→ **To do**
Locate every line below that contains the word "icon" and copy it.

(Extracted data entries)
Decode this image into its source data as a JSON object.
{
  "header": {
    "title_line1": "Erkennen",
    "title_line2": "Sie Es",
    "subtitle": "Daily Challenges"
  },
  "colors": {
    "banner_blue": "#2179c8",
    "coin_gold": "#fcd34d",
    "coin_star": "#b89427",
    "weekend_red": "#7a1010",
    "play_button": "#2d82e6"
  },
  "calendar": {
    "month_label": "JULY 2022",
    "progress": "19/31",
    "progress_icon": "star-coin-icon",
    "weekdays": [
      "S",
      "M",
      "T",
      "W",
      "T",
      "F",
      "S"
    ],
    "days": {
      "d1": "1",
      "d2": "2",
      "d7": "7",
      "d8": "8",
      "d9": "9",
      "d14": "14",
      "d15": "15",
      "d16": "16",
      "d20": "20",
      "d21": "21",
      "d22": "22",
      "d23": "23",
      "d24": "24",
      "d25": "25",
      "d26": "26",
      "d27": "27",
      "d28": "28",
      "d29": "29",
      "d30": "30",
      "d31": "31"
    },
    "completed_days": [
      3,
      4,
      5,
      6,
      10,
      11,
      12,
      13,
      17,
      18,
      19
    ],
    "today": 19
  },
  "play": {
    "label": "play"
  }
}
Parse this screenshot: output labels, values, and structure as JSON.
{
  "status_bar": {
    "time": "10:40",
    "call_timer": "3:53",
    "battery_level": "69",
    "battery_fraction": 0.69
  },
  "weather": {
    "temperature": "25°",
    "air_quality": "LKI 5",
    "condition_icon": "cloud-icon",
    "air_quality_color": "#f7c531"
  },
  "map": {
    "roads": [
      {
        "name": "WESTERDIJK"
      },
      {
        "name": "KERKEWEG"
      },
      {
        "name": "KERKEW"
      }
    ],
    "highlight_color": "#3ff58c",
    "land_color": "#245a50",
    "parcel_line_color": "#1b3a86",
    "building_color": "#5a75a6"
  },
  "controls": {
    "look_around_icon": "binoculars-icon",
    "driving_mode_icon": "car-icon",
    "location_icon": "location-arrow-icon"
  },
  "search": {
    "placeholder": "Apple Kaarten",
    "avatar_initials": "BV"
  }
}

→ **Exercise output**
    "progress_icon": "star-coin-icon",
    "condition_icon": "cloud-icon",
    "look_around_icon": "binoculars-icon",
    "driving_mode_icon": "car-icon",
    "location_icon": "location-arrow-icon"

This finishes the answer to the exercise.